Extract the complete listing and output it unchanged.

=== Input material ===

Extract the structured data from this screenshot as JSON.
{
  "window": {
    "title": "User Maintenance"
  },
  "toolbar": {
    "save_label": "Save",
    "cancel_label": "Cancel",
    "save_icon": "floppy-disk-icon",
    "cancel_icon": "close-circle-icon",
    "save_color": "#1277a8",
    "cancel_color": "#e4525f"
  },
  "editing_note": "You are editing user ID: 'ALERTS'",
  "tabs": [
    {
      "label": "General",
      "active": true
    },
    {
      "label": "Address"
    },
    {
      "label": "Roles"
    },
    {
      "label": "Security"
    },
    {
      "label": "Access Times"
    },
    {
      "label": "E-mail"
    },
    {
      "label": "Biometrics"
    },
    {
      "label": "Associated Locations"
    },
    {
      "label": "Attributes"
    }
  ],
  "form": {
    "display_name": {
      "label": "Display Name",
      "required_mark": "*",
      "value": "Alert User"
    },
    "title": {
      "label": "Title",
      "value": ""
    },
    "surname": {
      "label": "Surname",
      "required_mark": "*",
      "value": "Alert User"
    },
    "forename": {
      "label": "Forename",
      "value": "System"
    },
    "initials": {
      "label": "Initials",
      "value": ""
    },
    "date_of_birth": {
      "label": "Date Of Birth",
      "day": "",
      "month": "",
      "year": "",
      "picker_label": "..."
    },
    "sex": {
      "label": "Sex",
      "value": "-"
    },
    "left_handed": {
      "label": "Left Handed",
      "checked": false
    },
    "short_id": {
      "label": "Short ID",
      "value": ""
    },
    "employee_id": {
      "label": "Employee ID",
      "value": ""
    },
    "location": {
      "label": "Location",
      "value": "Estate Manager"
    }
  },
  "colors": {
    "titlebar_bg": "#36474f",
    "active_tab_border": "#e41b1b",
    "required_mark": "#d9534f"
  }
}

===

• _Solution for this problem_
Extract the structured data from this screenshot as JSON.
{
  "window": {
    "title": "User Maintenance"
  },
  "toolbar": {
    "save_label": "Save",
    "cancel_label": "Cancel",
    "save_icon": "floppy-disk-icon",
    "cancel_icon": "close-circle-icon",
    "save_color": "#1277a8",
    "cancel_color": "#e4525f"
  },
  "editing_note": "You are editing user ID: 'ALERTS'",
  "tabs": [
    {
      "label": "General",
      "active": true
    },
    {
      "label": "Address"
    },
    {
      "label": "Roles"
    },
    {
      "label": "Security"
    },
    {
      "label": "Access Times"
    },
    {
      "label": "E-mail"
    },
    {
      "label": "Biometrics"
    },
    {
      "label": "Associated Locations"
    },
    {
      "label": "Attributes"
    }
  ],
  "form": {
    "display_name": {
      "label": "Display Name",
      "required_mark": "*",
      "value": "Alert User"
    },
    "title": {
      "label": "Title",
      "value": ""
    },
    "surname": {
      "label": "Surname",
      "required_mark": "*",
      "value": "Alert User"
    },
    "forename": {
      "label": "Forename",
      "value": "System"
    },
    "initials": {
      "label": "Initials",
      "value": ""
    },
    "date_of_birth": {
      "label": "Date Of Birth",
      "day": "",
      "month": "",
      "year": "",
      "picker_label": "..."
    },
    "sex": {
      "label": "Sex",
      "value": "-"
    },
    "left_handed": {
      "label": "Left Handed",
      "checked": false
    },
    "short_id": {
      "label": "Short ID",
      "value": ""
    },
    "employee_id": {
      "label": "Employee ID",
      "value": ""
    },
    "location": {
      "label": "Location",
      "value": "Estate Manager"
    }
  },
  "colors": {
    "titlebar_bg": "#36474f",
    "active_tab_border": "#e41b1b",
    "required_mark": "#d9534f"
  }
}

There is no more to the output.